Given passage:
□ □ □

2

i have these functions pakage http://nadeausoftware.com/articles/2008/05/php_tip_how_parse_and_build_urls

put if we do this

$x =  url_to_absolute('http://al-mashhad.com/News/النيابة-تستمع-لأقوال-خالد-يوسف-في-بلاغه-ضد-أبو-إسم/141274.aspx','../../Media/News/2012/12/16/2012-634912584761067771-106.jpg');

var_dump($x);

it will return false because these functions does not support arabic

specifically this function

function split_url( $url, $decode=TRUE )
{
    // Character sets from RFC3986.
    $xunressub     = 'a-zA-Z\d\-._~\!$&\'()*+,;=';
    $xpchar        = $xunressub . ':@%';

    // Scheme from RFC3986.
    $xscheme        = '([a-zA-Z][a-zA-Z\d+-.]*)';

    // User info (user + password) from RFC3986.
    $xuserinfo     = '((['  . $xunressub . '%]*)' .
                     '(:([' . $xunressub . ':%]*))?)';

    // IPv4 from RFC3986 (without digit constraints).
    $xipv4         = '(\d{1,3}\.\d{1,3}\.\d{1,3}\.\d{1,3})';

    // IPv6 from RFC2732 (without digit and grouping constraints).
    $xipv6         = '(\[([a-fA-F\d.:]+)\])';

    // Host name from RFC1035.  Technically, must start with a letter.

□ □ □

Element and coordinate listing:
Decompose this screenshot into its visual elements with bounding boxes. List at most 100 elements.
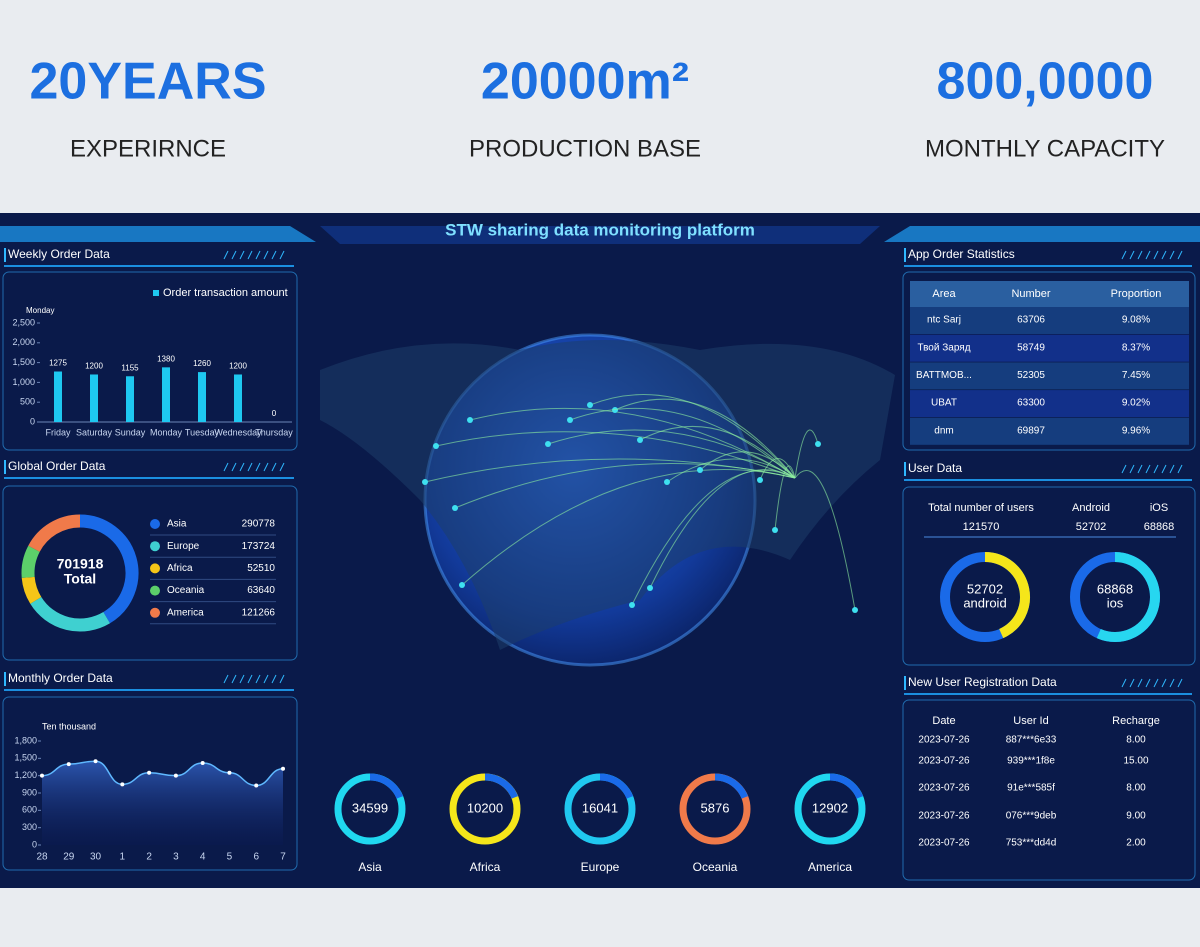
flight-arc (774, 465, 796, 531)
gauge-label: android (963, 595, 1006, 610)
table-cell: 91e***585f (1007, 783, 1055, 794)
donut-segment (21, 576, 42, 604)
y-tick-label: 900 (22, 787, 37, 797)
city-dot (757, 477, 763, 483)
x-tick-label: 4 (200, 852, 206, 863)
city-dot (422, 479, 428, 485)
ring-accent (714, 773, 749, 799)
city-dot (637, 437, 643, 443)
region-value: 12902 (812, 800, 848, 815)
flight-arc (424, 458, 796, 483)
header-hatch (1169, 678, 1175, 688)
table-cell: 9.00 (1126, 811, 1146, 822)
header-hatch (239, 674, 245, 684)
value-label: 1200 (85, 362, 103, 371)
panel-frame (902, 699, 1196, 881)
legend-label: Africa (167, 563, 193, 574)
line-point (173, 773, 178, 778)
table-cell: 63706 (1017, 315, 1045, 326)
city-dot (467, 417, 473, 423)
header-hatch (1153, 464, 1159, 474)
panel-frame (2, 271, 298, 451)
y-tick-label: 0 (32, 839, 37, 849)
x-tick-label: Saturday (76, 427, 113, 437)
header-hatch (1177, 464, 1183, 474)
stats-band (0, 0, 1200, 213)
bar (198, 372, 206, 422)
table-cell: 15.00 (1123, 756, 1148, 767)
stat-value: 20YEARS (30, 53, 267, 111)
stat-label: MONTHLY CAPACITY (925, 135, 1165, 162)
header-hatch (279, 250, 285, 260)
x-tick-label: 29 (63, 852, 75, 863)
table-row (910, 390, 1189, 418)
header-hatch (255, 462, 261, 472)
axis-note: Monday (26, 306, 54, 315)
city-dot (587, 402, 593, 408)
y-tick-label: 1,800 (14, 735, 37, 745)
y-tick-label: 300 (22, 822, 37, 832)
gauge-value: 68868 (1097, 581, 1133, 596)
legend-value: 52510 (247, 563, 275, 574)
region-name: Asia (358, 860, 382, 874)
donut-segment (21, 545, 40, 578)
city-dot (545, 441, 551, 447)
title-deco (0, 226, 316, 242)
x-tick-label: 28 (36, 852, 48, 863)
table-cell: dnm (934, 425, 953, 436)
ring-accent (599, 773, 634, 799)
header-hatch (247, 462, 253, 472)
header-marker (904, 676, 906, 690)
line-point (200, 760, 205, 765)
city-dot (647, 585, 653, 591)
header-hatch (1169, 250, 1175, 260)
bar (126, 376, 134, 422)
footer-band (0, 888, 1200, 942)
x-tick-label: 2 (146, 852, 152, 863)
legend-value: 121266 (242, 607, 276, 618)
legend-value: 290778 (242, 519, 276, 530)
table-cell: 2023-07-26 (918, 811, 970, 822)
flight-arc (639, 425, 796, 479)
header-hatch (223, 462, 229, 472)
region-value: 34599 (352, 800, 388, 815)
column-header: iOS (1150, 502, 1168, 514)
city-dot (567, 417, 573, 423)
column-header: Proportion (1111, 288, 1162, 300)
x-tick-label: Sunday (115, 427, 146, 437)
header-hatch (1137, 250, 1143, 260)
table-cell: 8.00 (1126, 735, 1146, 746)
header-hatch (1121, 250, 1127, 260)
table-cell: 753***dd4d (1006, 838, 1057, 849)
region-name: Oceania (693, 860, 738, 874)
flight-arc (435, 431, 796, 479)
panel-frame (2, 696, 298, 871)
stat-value: 800,0000 (937, 53, 1154, 111)
header-hatch (231, 250, 237, 260)
legend-dot (150, 607, 160, 618)
line-point (281, 766, 285, 771)
y-tick-label: 1,500 (14, 753, 37, 763)
content: 20YEARS EXPERIRNCE 20000m² PRODUCTION BASE 8… (2, 53, 1196, 881)
y-tick-label: 0 (30, 416, 35, 426)
legend-label: America (167, 607, 204, 618)
panel-frame (2, 485, 298, 661)
value-label: 1260 (193, 359, 211, 368)
x-tick-label: 5 (227, 852, 233, 863)
table-cell: UBAT (931, 398, 957, 409)
flight-arcs (422, 394, 858, 613)
panel-title: Weekly Order Data (8, 247, 110, 261)
city-dot (459, 582, 465, 588)
header-marker (4, 672, 6, 686)
flight-arc (461, 468, 796, 586)
ring-accent (369, 773, 404, 799)
header-hatch (271, 674, 277, 684)
value-label: 1380 (157, 354, 175, 363)
column-header: User Id (1013, 715, 1048, 727)
header-hatch (279, 674, 285, 684)
legend-dot (150, 563, 160, 574)
header-hatch (1153, 678, 1159, 688)
city-dot (852, 607, 858, 613)
city-dot (433, 443, 439, 449)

□ □ □

Pick up the PHP question about parsing URLs that contain Arabic characters right where it stops, and keep writing it.

Reply:
    // Relax that restriction to better parse URL structure, then
    // leave host name validation to application.
    $xhost_name    = '([a-zA-Z\d-.%]+)';

    // Authority from RFC3986.  Skip IP future.
    $xhost         = '(' . $xhost_name . '|' . $xipv4 . '|' . $xipv6 . ')';
    $xport         = '(\d*)';
    $xauthority    = '((' . $xuserinfo . '@)?' . $xhost .
                 '?(:' . $xport . ')?)';

    // Path from RFC3986.  Blend absolute & relative for efficiency.
    $xslash_seg    = '(/[' . $xpchar . ']*)';
    $xpath_authabs = '((//' . $xauthority . ')((/[' . $xpchar . ']*)*))';
    $xpath_rel     = '([' . $xpchar . ']+' . $xslash_seg . '*)';
    $xpath_abs     = '(/(' . $xpath_rel . ')?)';
    $xapath        = '(' . $xpath_authabs . '|' . $xpath_abs .
             '|' . $xpath_rel . ')';

    // Query and fragment from RFC3986.
    $xqueryfrag    = '([' . $xpchar . '/?' . ']*)';

    // URL.
    $xurl          = '^(' . $xscheme . ':)?' .  $xapath . '?' .
                     '(\?' . $xqueryfrag . ')?(#' . $xqueryfrag . ')?$';

    // Split the URL into components.
    if ( !preg_match( '!' . $xurl . '!', $url, $m ) )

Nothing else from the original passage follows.